* [Data lines]:
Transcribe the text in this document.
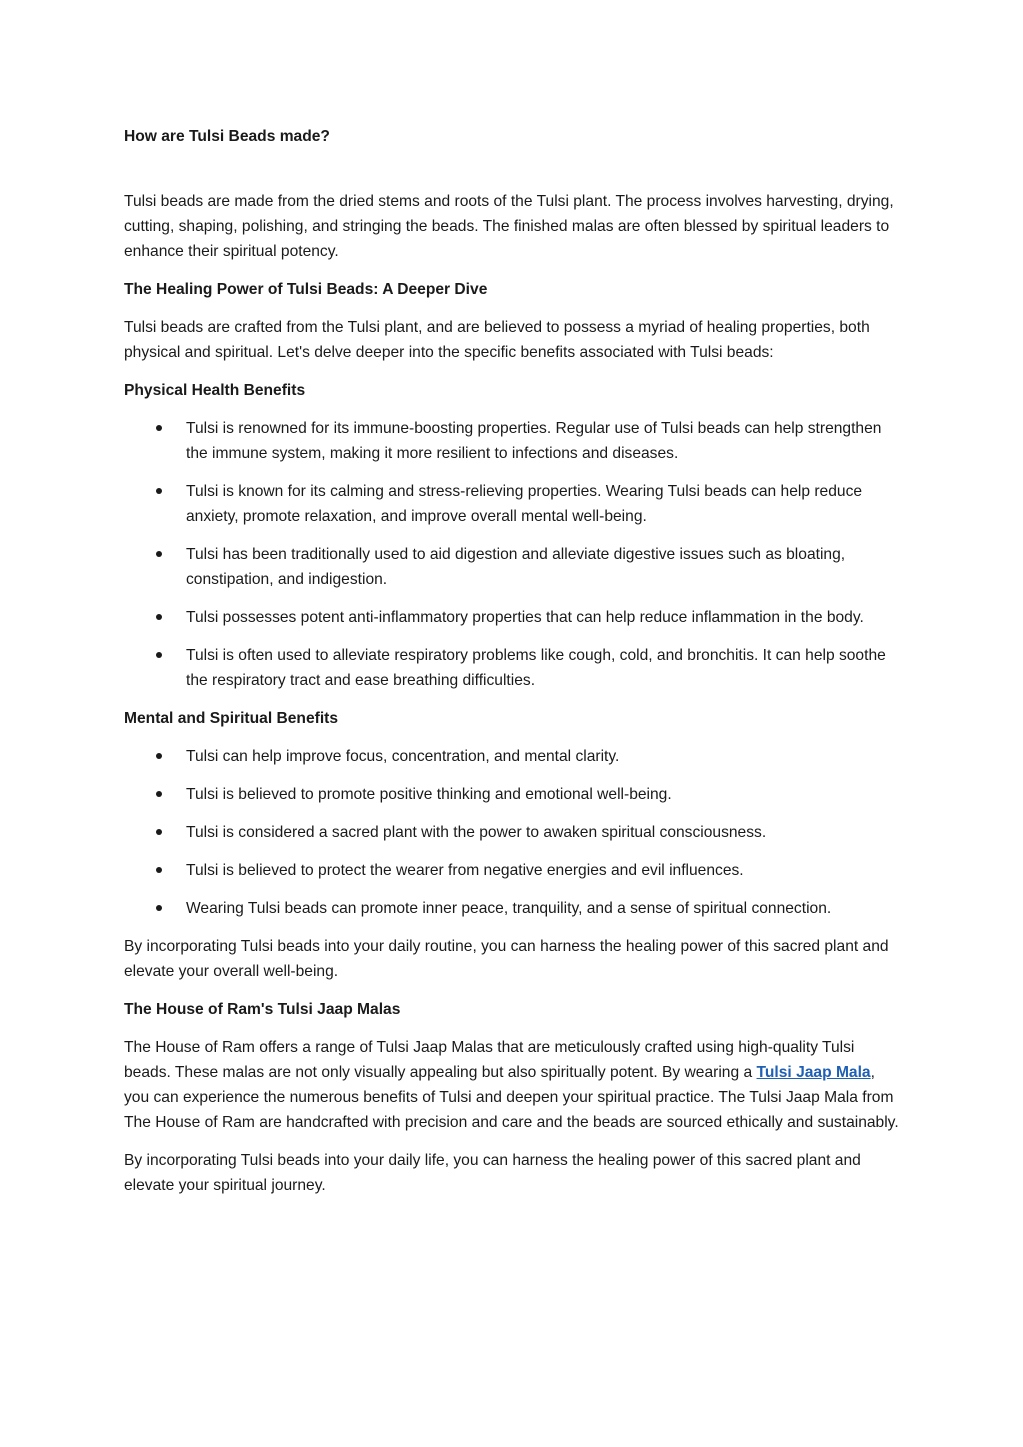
How are Tulsi Beads made?

Tulsi beads are made from the dried stems and roots of the Tulsi plant. The process involves harvesting, drying, cutting, shaping, polishing, and stringing the beads. The finished malas are often blessed by spiritual leaders to enhance their spiritual potency.

The Healing Power of Tulsi Beads: A Deeper Dive

Tulsi beads are crafted from the Tulsi plant, and are believed to possess a myriad of healing properties, both physical and spiritual. Let's delve deeper into the specific benefits associated with Tulsi beads:

Physical Health Benefits
Tulsi is renowned for its immune-boosting properties. Regular use of Tulsi beads can help strengthen the immune system, making it more resilient to infections and diseases.
Tulsi is known for its calming and stress-relieving properties. Wearing Tulsi beads can help reduce anxiety, promote relaxation, and improve overall mental well-being.
Tulsi has been traditionally used to aid digestion and alleviate digestive issues such as bloating, constipation, and indigestion.
Tulsi possesses potent anti-inflammatory properties that can help reduce inflammation in the body.
Tulsi is often used to alleviate respiratory problems like cough, cold, and bronchitis. It can help soothe the respiratory tract and ease breathing difficulties.
Mental and Spiritual Benefits
Tulsi can help improve focus, concentration, and mental clarity.
Tulsi is believed to promote positive thinking and emotional well-being.
Tulsi is considered a sacred plant with the power to awaken spiritual consciousness.
Tulsi is believed to protect the wearer from negative energies and evil influences.
Wearing Tulsi beads can promote inner peace, tranquility, and a sense of spiritual connection.

By incorporating Tulsi beads into your daily routine, you can harness the healing power of this sacred plant and elevate your overall well-being.

The House of Ram's Tulsi Jaap Malas

The House of Ram offers a range of Tulsi Jaap Malas that are meticulously crafted using high-quality Tulsi beads. These malas are not only visually appealing but also spiritually potent. By wearing a Tulsi Jaap Mala, you can experience the numerous benefits of Tulsi and deepen your spiritual practice. The Tulsi Jaap Mala from The House of Ram are handcrafted with precision and care and the beads are sourced ethically and sustainably.

By incorporating Tulsi beads into your daily life, you can harness the healing power of this sacred plant and elevate your spiritual journey.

* [What is asked]: Consider the entries above and return each line with the string "alleviate".

* [Solved problem]:
Tulsi has been traditionally used to aid digestion and alleviate digestive issues such as bloating, constipation, and indigestion.
Tulsi is often used to alleviate respiratory problems like cough, cold, and bronchitis. It can help soothe the respiratory tract and ease breathing difficulties.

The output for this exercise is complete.